Listed records =
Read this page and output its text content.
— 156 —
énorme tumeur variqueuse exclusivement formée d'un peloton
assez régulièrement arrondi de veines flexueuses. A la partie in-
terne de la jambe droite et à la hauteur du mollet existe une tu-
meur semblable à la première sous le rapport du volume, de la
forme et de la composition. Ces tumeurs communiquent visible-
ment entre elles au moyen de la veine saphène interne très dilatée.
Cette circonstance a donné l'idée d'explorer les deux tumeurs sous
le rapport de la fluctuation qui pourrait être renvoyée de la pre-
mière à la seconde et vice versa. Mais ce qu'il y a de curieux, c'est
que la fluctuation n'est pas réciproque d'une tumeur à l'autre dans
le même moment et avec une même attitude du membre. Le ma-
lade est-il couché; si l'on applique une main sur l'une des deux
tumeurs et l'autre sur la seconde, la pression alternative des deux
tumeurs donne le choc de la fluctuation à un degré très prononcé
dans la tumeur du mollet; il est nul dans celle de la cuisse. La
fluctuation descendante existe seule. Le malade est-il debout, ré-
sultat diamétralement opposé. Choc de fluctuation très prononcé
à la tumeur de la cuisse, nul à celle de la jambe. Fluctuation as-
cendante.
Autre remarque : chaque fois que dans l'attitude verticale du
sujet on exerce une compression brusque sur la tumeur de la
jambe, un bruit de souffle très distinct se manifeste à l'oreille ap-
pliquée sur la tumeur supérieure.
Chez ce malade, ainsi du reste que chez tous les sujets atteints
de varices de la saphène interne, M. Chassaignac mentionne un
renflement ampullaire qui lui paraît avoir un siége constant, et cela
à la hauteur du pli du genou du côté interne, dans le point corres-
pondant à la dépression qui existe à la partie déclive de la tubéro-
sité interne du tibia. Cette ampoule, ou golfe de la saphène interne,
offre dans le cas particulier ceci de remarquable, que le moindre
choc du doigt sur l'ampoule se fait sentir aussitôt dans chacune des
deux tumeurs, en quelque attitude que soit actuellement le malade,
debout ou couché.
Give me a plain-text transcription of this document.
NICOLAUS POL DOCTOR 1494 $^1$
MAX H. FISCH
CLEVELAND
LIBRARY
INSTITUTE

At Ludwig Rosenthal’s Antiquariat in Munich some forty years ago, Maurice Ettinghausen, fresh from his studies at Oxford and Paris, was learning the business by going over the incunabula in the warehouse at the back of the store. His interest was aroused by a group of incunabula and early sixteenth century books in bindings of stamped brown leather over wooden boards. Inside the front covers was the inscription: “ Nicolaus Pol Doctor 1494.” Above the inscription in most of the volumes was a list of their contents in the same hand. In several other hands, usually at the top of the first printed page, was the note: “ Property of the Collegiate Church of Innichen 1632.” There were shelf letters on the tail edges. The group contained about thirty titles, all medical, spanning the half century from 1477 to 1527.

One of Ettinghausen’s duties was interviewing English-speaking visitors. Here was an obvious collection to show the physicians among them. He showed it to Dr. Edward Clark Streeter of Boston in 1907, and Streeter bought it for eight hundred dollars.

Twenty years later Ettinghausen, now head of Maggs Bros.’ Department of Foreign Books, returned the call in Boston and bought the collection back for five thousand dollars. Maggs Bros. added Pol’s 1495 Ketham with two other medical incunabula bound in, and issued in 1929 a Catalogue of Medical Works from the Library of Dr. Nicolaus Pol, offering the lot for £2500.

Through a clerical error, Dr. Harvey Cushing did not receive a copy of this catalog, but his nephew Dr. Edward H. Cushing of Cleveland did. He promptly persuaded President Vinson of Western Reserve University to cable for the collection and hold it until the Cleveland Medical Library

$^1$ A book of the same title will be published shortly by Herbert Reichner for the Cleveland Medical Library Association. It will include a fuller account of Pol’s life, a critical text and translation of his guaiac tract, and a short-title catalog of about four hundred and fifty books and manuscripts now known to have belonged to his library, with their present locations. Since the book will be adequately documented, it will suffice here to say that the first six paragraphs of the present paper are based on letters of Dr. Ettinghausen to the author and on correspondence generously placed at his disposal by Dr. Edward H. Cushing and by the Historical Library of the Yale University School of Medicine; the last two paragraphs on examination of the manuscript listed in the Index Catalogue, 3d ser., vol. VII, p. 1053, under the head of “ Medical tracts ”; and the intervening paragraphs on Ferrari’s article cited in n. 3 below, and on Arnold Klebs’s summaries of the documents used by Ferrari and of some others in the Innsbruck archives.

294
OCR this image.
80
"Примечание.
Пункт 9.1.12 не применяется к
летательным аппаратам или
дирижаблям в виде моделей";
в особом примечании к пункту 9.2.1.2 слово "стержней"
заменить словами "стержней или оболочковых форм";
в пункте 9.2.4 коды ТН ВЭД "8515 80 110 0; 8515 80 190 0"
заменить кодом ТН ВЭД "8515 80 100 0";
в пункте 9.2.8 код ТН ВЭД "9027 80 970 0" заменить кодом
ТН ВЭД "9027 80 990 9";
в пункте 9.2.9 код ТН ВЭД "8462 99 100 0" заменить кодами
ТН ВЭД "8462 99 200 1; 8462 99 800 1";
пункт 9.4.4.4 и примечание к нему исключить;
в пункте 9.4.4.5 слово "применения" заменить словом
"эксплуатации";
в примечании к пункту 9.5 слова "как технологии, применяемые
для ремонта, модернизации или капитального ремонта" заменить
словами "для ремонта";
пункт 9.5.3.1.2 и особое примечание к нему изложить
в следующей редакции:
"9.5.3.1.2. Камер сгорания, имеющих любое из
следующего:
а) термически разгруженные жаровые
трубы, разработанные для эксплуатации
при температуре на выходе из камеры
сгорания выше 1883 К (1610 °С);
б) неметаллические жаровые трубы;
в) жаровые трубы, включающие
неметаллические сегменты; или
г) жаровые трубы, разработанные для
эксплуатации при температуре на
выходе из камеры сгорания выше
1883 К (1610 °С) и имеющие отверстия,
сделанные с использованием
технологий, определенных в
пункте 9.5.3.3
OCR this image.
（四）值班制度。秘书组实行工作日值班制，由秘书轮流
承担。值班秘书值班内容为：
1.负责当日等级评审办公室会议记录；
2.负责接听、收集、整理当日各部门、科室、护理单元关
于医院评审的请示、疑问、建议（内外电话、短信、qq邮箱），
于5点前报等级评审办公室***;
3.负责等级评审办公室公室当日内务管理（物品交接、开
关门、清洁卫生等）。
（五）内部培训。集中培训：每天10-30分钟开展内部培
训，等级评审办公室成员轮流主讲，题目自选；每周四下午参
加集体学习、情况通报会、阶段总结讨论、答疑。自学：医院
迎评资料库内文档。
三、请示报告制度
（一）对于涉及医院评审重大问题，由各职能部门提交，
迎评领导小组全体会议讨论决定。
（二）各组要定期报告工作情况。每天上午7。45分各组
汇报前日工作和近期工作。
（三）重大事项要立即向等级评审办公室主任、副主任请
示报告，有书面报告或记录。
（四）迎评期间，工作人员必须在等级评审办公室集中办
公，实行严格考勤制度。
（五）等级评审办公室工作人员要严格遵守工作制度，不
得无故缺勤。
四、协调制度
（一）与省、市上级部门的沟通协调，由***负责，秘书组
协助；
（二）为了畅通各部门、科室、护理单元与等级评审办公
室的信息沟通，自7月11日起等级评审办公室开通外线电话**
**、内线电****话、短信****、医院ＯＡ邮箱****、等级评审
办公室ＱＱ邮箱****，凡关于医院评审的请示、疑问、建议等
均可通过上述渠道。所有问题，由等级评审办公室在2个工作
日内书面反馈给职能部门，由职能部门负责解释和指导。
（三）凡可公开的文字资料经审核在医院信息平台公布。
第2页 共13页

Task requirements =
In the listing, find every line containing the word "seconde" and list it.

Task output =
mière à la seconde et vice versa. Mais ce qu'il y a de curieux, c'est
tumeurs et l'autre sur la seconde, la pression alternative des deux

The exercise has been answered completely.